» Document

CRIMINAL LAW – sentencing – misappropriation – offence committed while been secretary of the victim school – offence committed contrary to s383A of Criminal Code Act – offender sentenced to rising of the court – offenders bail money of K500 forfeited to repayment of stolen money


Cases Cited


Belawa v The State [1988-89] PNGLR 496


Counsel


Ms. C. Sopa, for the State
Mr. J. Unido, for the Accused


DECISION ON SENTENCE


9 October, 2013


1. MURRAY, J: Dephany Aitowa, this is a Ruling on your sentence. On 16 April 2013, I convicted you on One (1) Count of Misappropriation of money belonging to Lanokapi Lutheran Primary School, after you pleaded guilty. The total amount you took from the school was K990.00.


2. The facts as stated by the State Lawyer and put to you and which you admitted to are these: On two different dates in August 2011 and one date in October 2011, whilst you were an employee of Lanokapi Primary School, holding the position of a Secretary, and having access to the school's BSP cheque account cheque book, you wrote out three different cheques for cash payments with three different amounts totalling to K990.00. Each of those cheques were then signed by yourself forging the signatories of the authorised signatures to that account and with the help of another person working in the bank, the cheques were presented, cashed and paid to you, which you used for your own purposes.


3. In your record of interview, when asked what you spent the money on, you said, you had rentals and water bills to pay and with a salary of K200.00 per fortnight you were not able to meet your everyday needs and so you took the money from the school to settle the bills.

» Required task 1
According to the sentencing decision, what total amount did the offender take from the school?
The sentencing decision and the rows below it come from unrelated sources.

» Records for this exercise

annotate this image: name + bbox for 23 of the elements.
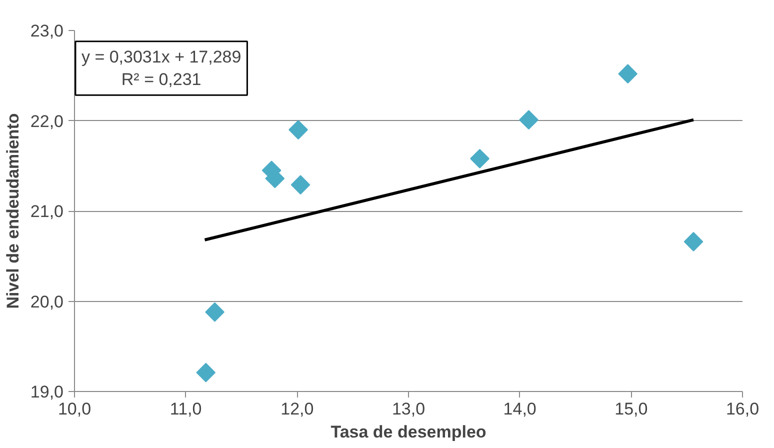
annotation: y = 0,3031x + 17,289 R² = 0,231	[81, 47, 242, 90]
point	[205, 302, 224, 322]
point	[288, 120, 308, 140]
x-tick-label: 16,0	[726, 400, 760, 418]
y-axis-title: Nivel de endeudamiento	[3, 113, 22, 309]
x-tick-label: 14,0	[503, 400, 536, 418]
point	[519, 110, 538, 130]
point	[684, 232, 704, 252]
x-axis-title: Tasa de desempleo	[330, 422, 486, 442]
point	[196, 362, 216, 382]
y-tick-label: 22,0	[30, 112, 64, 131]
y-tick-label: 20,0	[30, 292, 64, 312]
point	[290, 175, 310, 195]
point	[470, 148, 490, 168]
y-tick-label: 23,0	[30, 22, 64, 40]
x-tick-label: 12,0	[280, 400, 314, 418]
x-tick-label: 10,0	[58, 400, 92, 418]
x-tick-label: 15,0	[614, 400, 648, 418]
y-tick-label: 21,0	[30, 202, 64, 221]
y-tick-label: 19,0	[30, 382, 64, 402]
x-tick-label: 13,0	[392, 400, 426, 418]
x-tick-label: 11,0	[170, 400, 202, 418]
point	[618, 64, 638, 84]
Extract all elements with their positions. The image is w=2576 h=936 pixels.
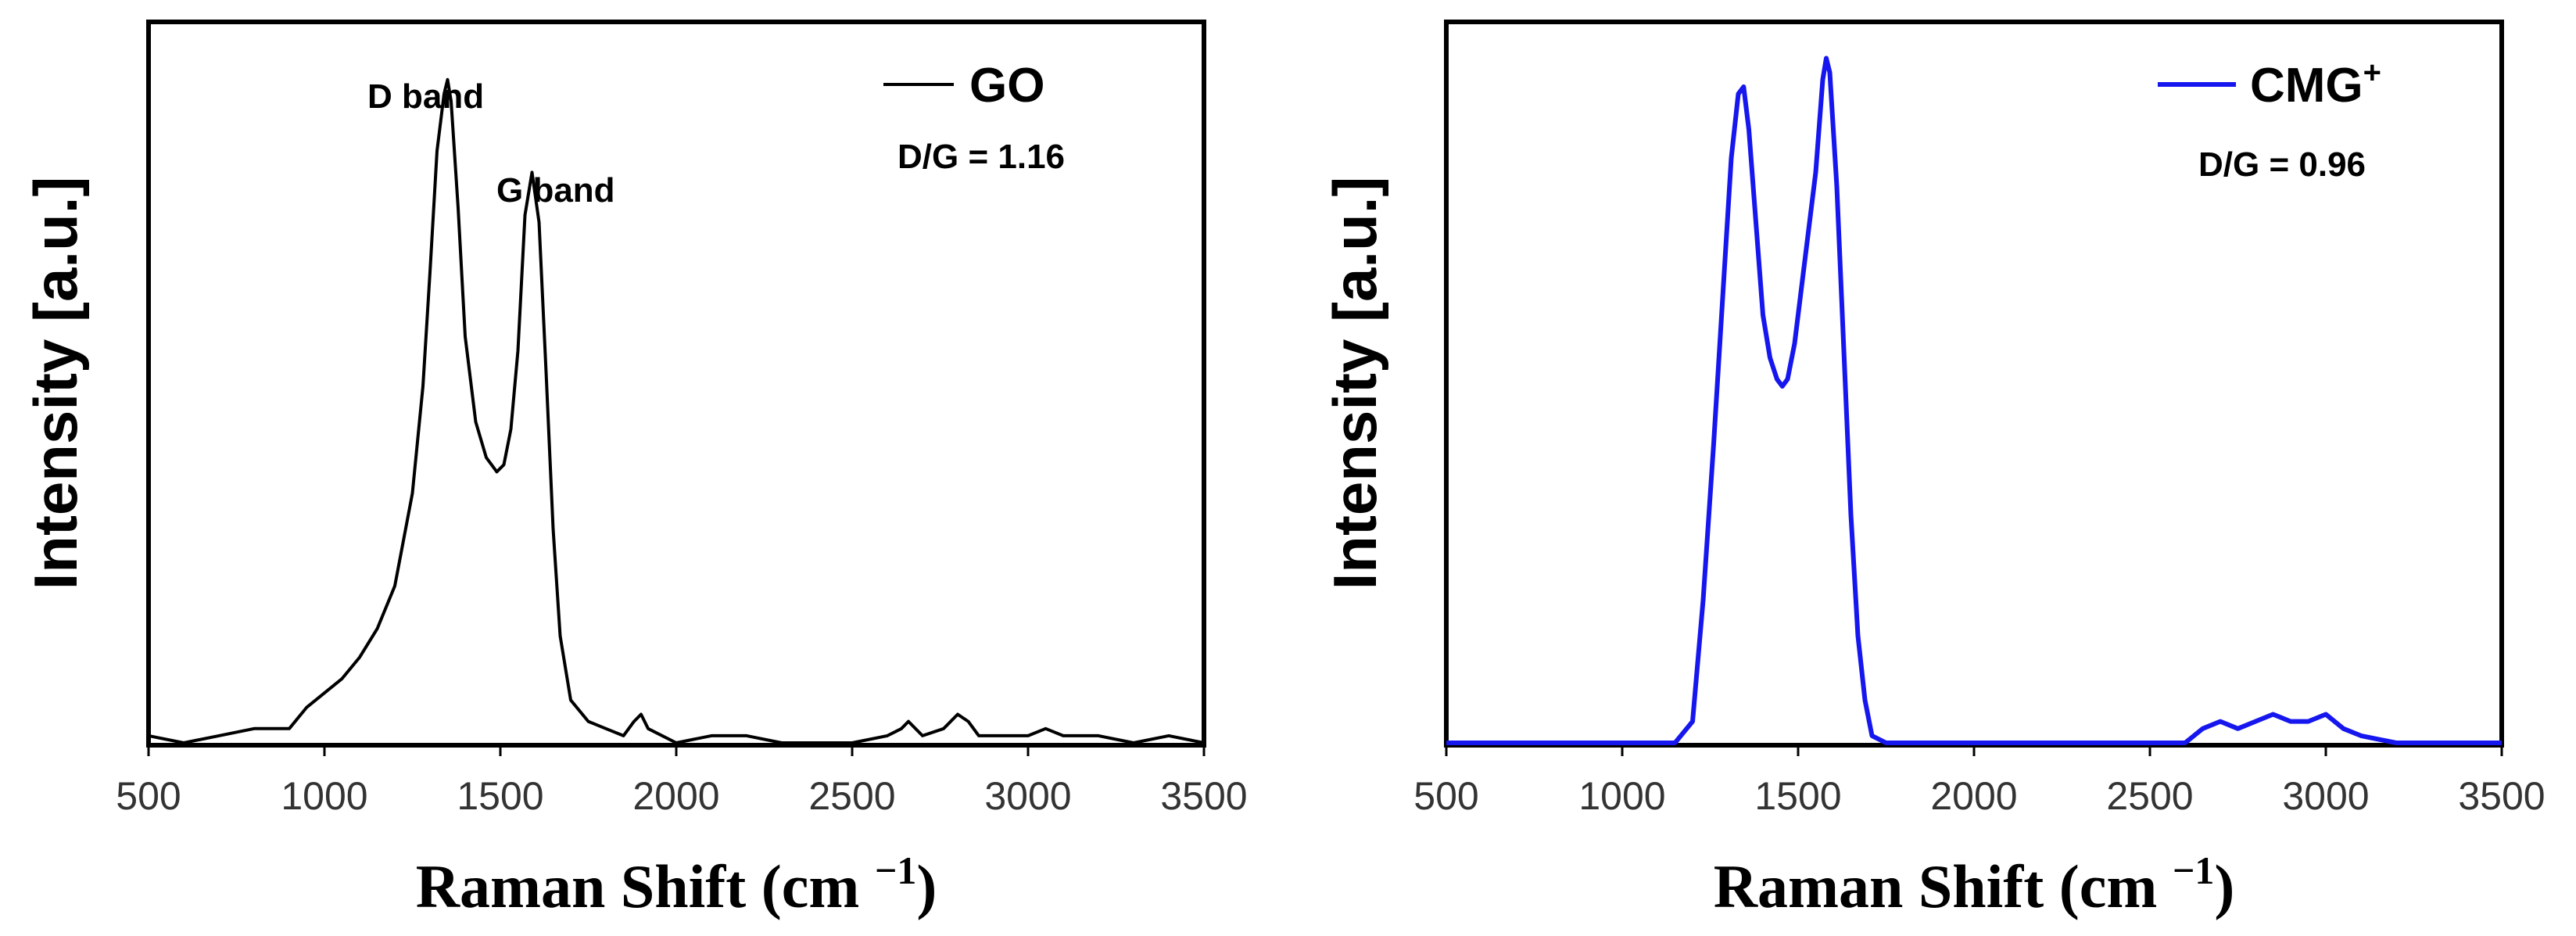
go-x-tick-label: 2500 [808,774,895,818]
cmg-legend-label-superscript: + [2363,56,2381,90]
cmg-x-axis-label-close: ) [2214,852,2234,920]
cmg-plot-frame [1444,20,2504,748]
go-x-tick-label: 3000 [984,774,1071,818]
cmg-x-axis-label-superscript: −1 [2173,848,2215,892]
go-legend-label: GO [969,59,1044,113]
cmg-y-axis-label: Intensity [a.u.] [1320,177,1389,590]
cmg-chart-panel: 500 1000 1500 2000 2500 3000 3500 CMG+ D/G = 0… [1320,20,2546,920]
go-x-axis-label-close: ) [916,852,937,920]
cmg-x-tick-label: 1500 [1754,774,1841,818]
cmg-x-tick-label: 500 [1413,774,1478,818]
cmg-x-tick-label: 3500 [2458,774,2545,818]
go-x-tick-label: 1000 [281,774,367,818]
cmg-legend-label-main: CMG [2250,59,2363,113]
cmg-x-axis-label-main: Raman Shift (cm [1714,852,2173,920]
go-x-axis-label-main: Raman Shift (cm [416,852,875,920]
cmg-x-tick-label: 2000 [1930,774,2017,818]
go-dg-ratio-annotation: D/G = 1.16 [897,138,1065,176]
cmg-x-axis-ticks: 500 1000 1500 2000 2500 3000 3500 [1413,745,2546,818]
go-x-axis-ticks: 500 1000 1500 2000 2500 3000 3500 [116,745,1248,818]
go-x-tick-label: 2000 [632,774,719,818]
go-g-band-annotation: G band [496,171,615,210]
go-d-band-annotation: D band [367,77,484,116]
cmg-x-tick-label: 2500 [2106,774,2193,818]
cmg-dg-ratio-annotation: D/G = 0.96 [2198,145,2366,184]
go-x-tick-label: 500 [116,774,181,818]
go-x-tick-label: 1500 [457,774,543,818]
go-x-tick-label: 3500 [1160,774,1247,818]
go-chart-panel: 500 1000 1500 2000 2500 3000 3500 GO D/G = 1.1… [21,20,1248,920]
go-plot-frame [146,20,1206,748]
cmg-spectrum-line [1446,56,2502,745]
cmg-x-axis-label: Raman Shift (cm −1) [1714,848,2235,920]
go-x-axis-label-superscript: −1 [875,848,917,892]
cmg-x-tick-label: 3000 [2282,774,2369,818]
go-y-axis-label: Intensity [a.u.] [21,177,90,590]
go-x-axis-label: Raman Shift (cm −1) [416,848,937,920]
cmg-x-tick-label: 1000 [1578,774,1665,818]
go-spectrum-line [148,77,1205,744]
cmg-legend-label: CMG+ [2250,56,2381,113]
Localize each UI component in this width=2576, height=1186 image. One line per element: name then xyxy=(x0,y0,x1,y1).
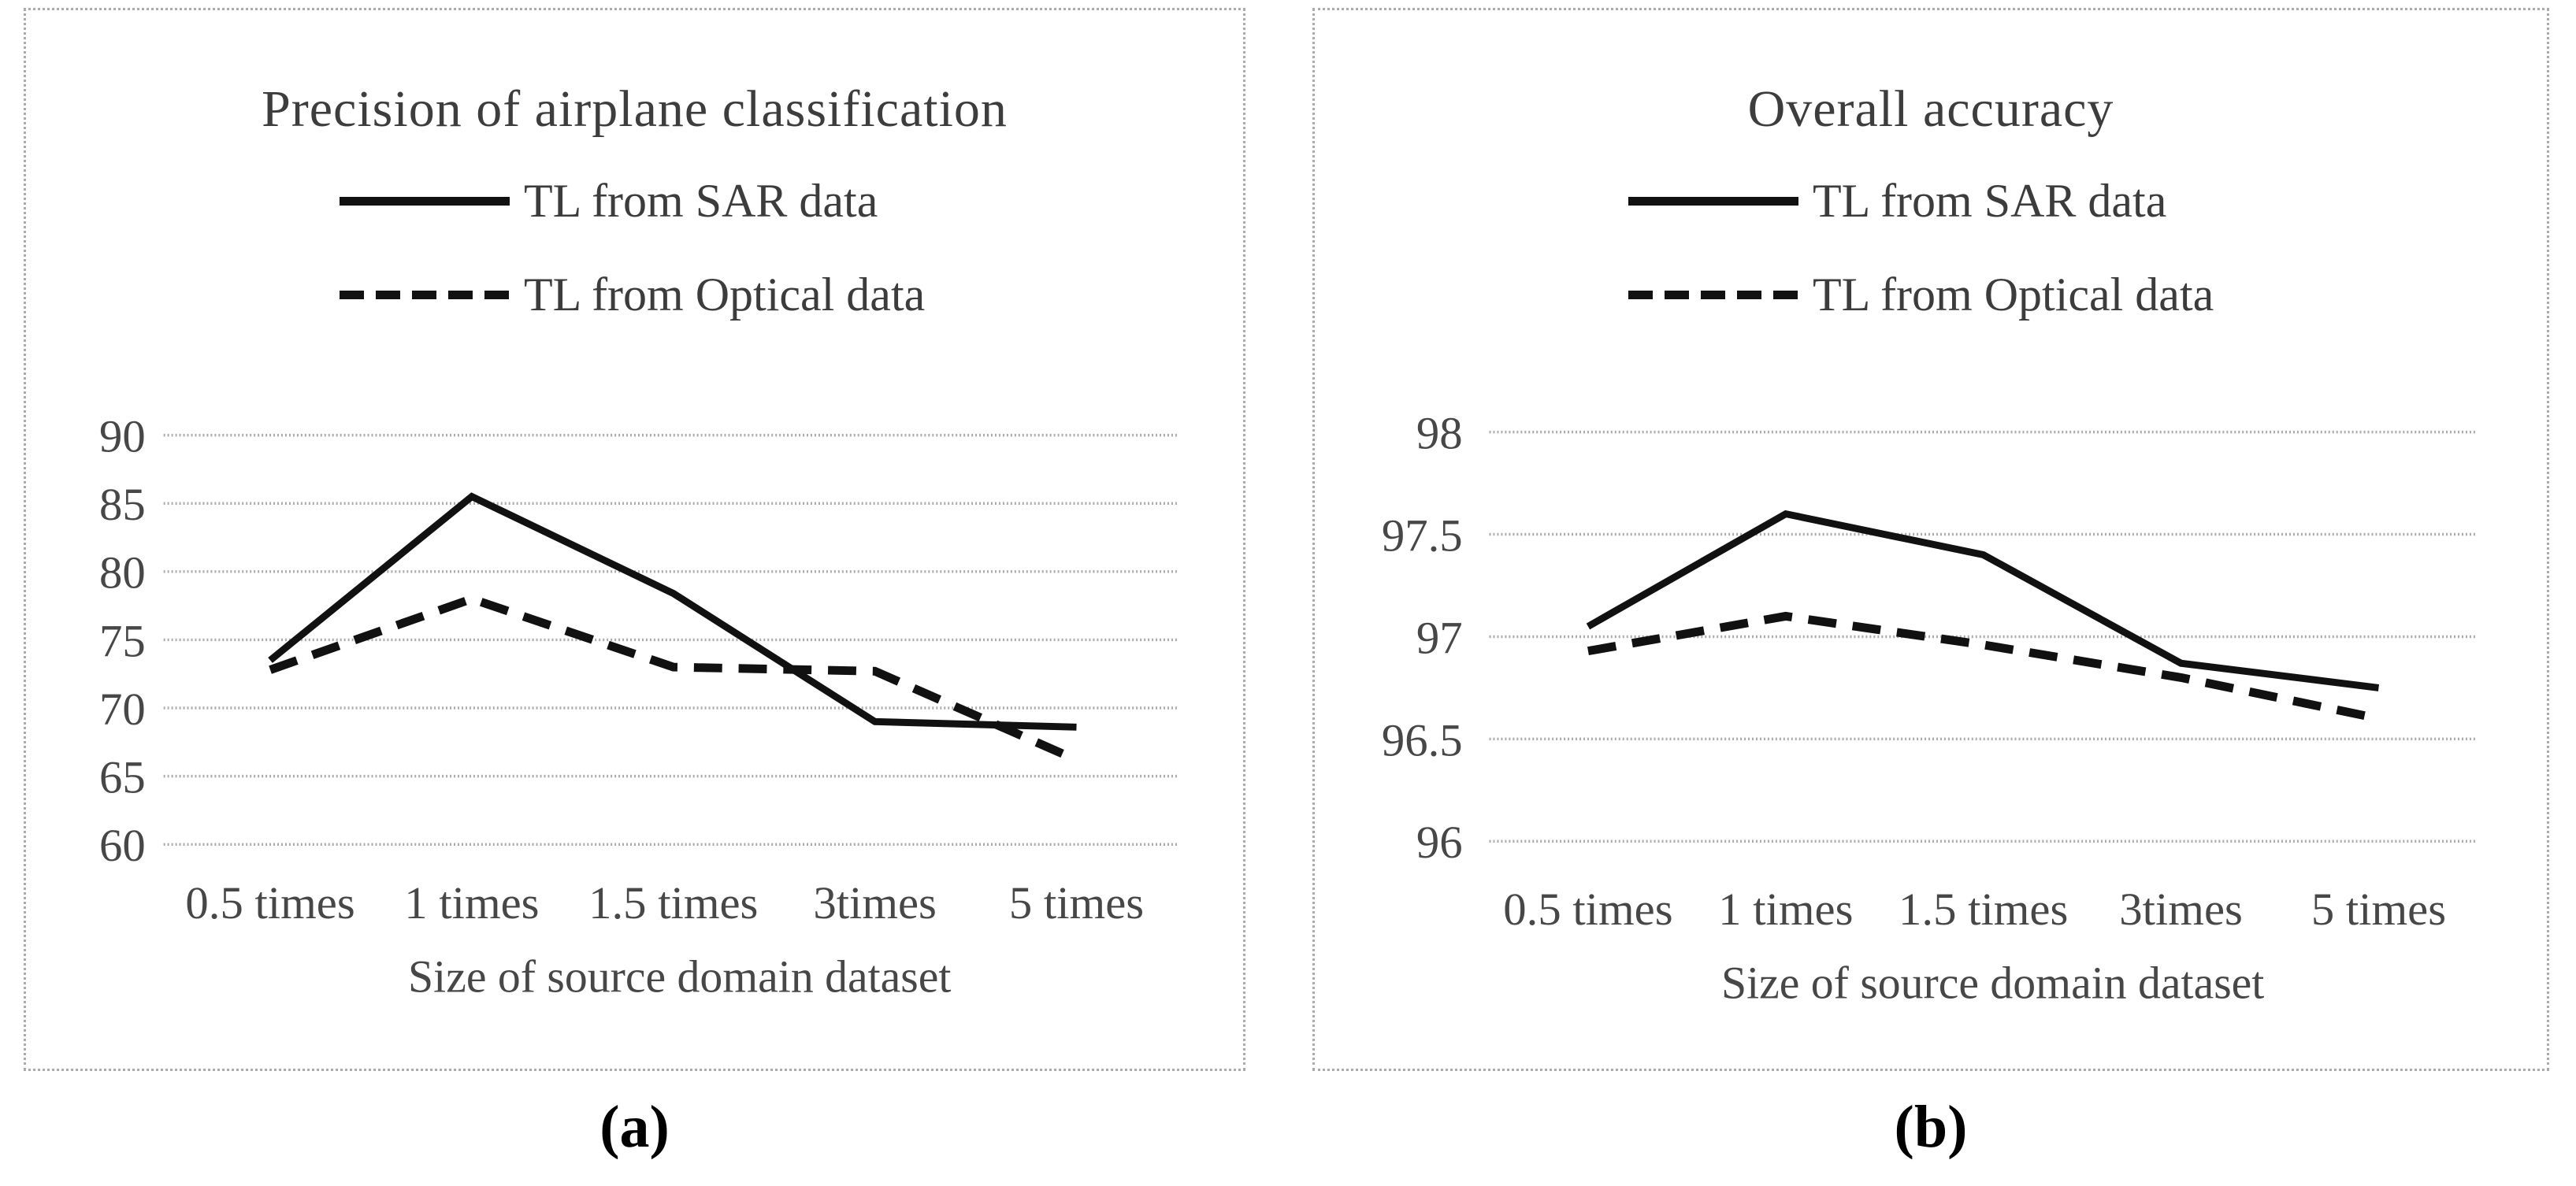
legend-label-sar: TL from SAR data xyxy=(524,175,878,227)
panel-caption-a: (a) xyxy=(599,1094,670,1160)
dashed-line-icon xyxy=(340,291,510,299)
y-tick-label: 75 xyxy=(99,615,146,666)
x-tick-label: 5 times xyxy=(1009,877,1144,928)
x-tick-label: 0.5 times xyxy=(185,877,354,928)
y-tick-label: 80 xyxy=(99,547,146,599)
legend-b: TL from SAR data TL from Optical data xyxy=(1628,174,2214,322)
solid-line-icon xyxy=(1628,197,1798,206)
y-tick-label: 85 xyxy=(99,479,146,530)
series-line-sar xyxy=(1586,510,2380,691)
chart-title-a: Precision of airplane classification xyxy=(262,80,1008,138)
y-tick-label: 70 xyxy=(99,684,146,735)
chart-panel-b: Overall accuracy TL from SAR data TL fro… xyxy=(1312,8,2549,1071)
y-tick-label: 90 xyxy=(99,410,146,461)
panel-caption-b: (b) xyxy=(1894,1094,1968,1160)
chart-title-b: Overall accuracy xyxy=(1747,80,2114,138)
y-tick-label: 65 xyxy=(99,752,146,803)
dashed-line-icon xyxy=(1628,291,1798,299)
x-tick-label: 1.5 times xyxy=(1899,884,2068,935)
legend-label-optical: TL from Optical data xyxy=(524,269,926,321)
y-tick-label: 97.5 xyxy=(1382,510,1463,561)
y-tick-label: 96.5 xyxy=(1382,714,1463,765)
chart-panel-a: Precision of airplane classification TL … xyxy=(24,8,1245,1071)
x-tick-label: 1 times xyxy=(404,877,539,928)
x-tick-label: 5 times xyxy=(2311,884,2446,935)
y-tick-label: 60 xyxy=(99,820,146,871)
legend-item-optical: TL from Optical data xyxy=(340,268,925,322)
plot-area-a: 90 85 80 75 70 65 60 0.5 times 1 times 1.5 times 3… xyxy=(99,410,1177,1002)
x-axis-title: Size of source domain dataset xyxy=(408,952,951,1002)
x-tick-label: 3times xyxy=(813,877,937,928)
legend-item-sar: TL from SAR data xyxy=(340,174,925,228)
legend-a: TL from SAR data TL from Optical data xyxy=(340,174,925,322)
series-line-optical xyxy=(269,594,1078,764)
y-tick-label: 98 xyxy=(1416,408,1463,459)
x-tick-label: 0.5 times xyxy=(1503,884,1672,935)
plot-area-b: 98 97.5 97 96.5 96 0.5 times 1 times 1.5 times 3… xyxy=(1382,408,2478,1008)
x-axis-title: Size of source domain dataset xyxy=(1721,958,2264,1008)
solid-line-icon xyxy=(340,197,510,206)
x-tick-label: 1 times xyxy=(1718,884,1853,935)
y-tick-label: 97 xyxy=(1416,612,1463,663)
x-tick-label: 1.5 times xyxy=(588,877,758,928)
series-line-sar xyxy=(268,492,1077,731)
legend-item-sar: TL from SAR data xyxy=(1628,174,2214,228)
legend-label-optical: TL from Optical data xyxy=(1813,269,2214,321)
series-line-optical xyxy=(1587,611,2380,723)
legend-label-sar: TL from SAR data xyxy=(1813,175,2167,227)
legend-item-optical: TL from Optical data xyxy=(1628,268,2214,322)
y-tick-label: 96 xyxy=(1416,817,1463,868)
x-tick-label: 3times xyxy=(2119,884,2243,935)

» Required task 2
Format the part of the rows that opens with the line containing "annotation: y = 0,3031x" and closes with the line containing "Extract all elements" as a JSON list of strings, one string per line, leaving out blank lines.

» Worked solution 1
K990.00

» Worked solution 2
[
  "annotation: y = 0,3031x + 17,289 R² = 0,231\t[81, 47, 242, 90]",
  "point\t[205, 302, 224, 322]",
  "point\t[288, 120, 308, 140]",
  "x-tick-label: 16,0\t[726, 400, 760, 418]",
  "y-axis-title: Nivel de endeudamiento\t[3, 113, 22, 309]",
  "x-tick-label: 14,0\t[503, 400, 536, 418]",
  "point\t[519, 110, 538, 130]",
  "point\t[684, 232, 704, 252]",
  "x-axis-title: Tasa de desempleo\t[330, 422, 486, 442]",
  "point\t[196, 362, 216, 382]",
  "y-tick-label: 22,0\t[30, 112, 64, 131]",
  "y-tick-label: 20,0\t[30, 292, 64, 312]",
  "point\t[290, 175, 310, 195]",
  "point\t[470, 148, 490, 168]",
  "y-tick-label: 23,0\t[30, 22, 64, 40]",
  "x-tick-label: 12,0\t[280, 400, 314, 418]",
  "x-tick-label: 10,0\t[58, 400, 92, 418]",
  "x-tick-label: 15,0\t[614, 400, 648, 418]",
  "y-tick-label: 21,0\t[30, 202, 64, 221]",
  "y-tick-label: 19,0\t[30, 382, 64, 402]",
  "x-tick-label: 13,0\t[392, 400, 426, 418]",
  "x-tick-label: 11,0\t[170, 400, 202, 418]",
  "point\t[618, 64, 638, 84]",
  "Extract all elements with their positions. The image is w=2576 h=936 pixels."
]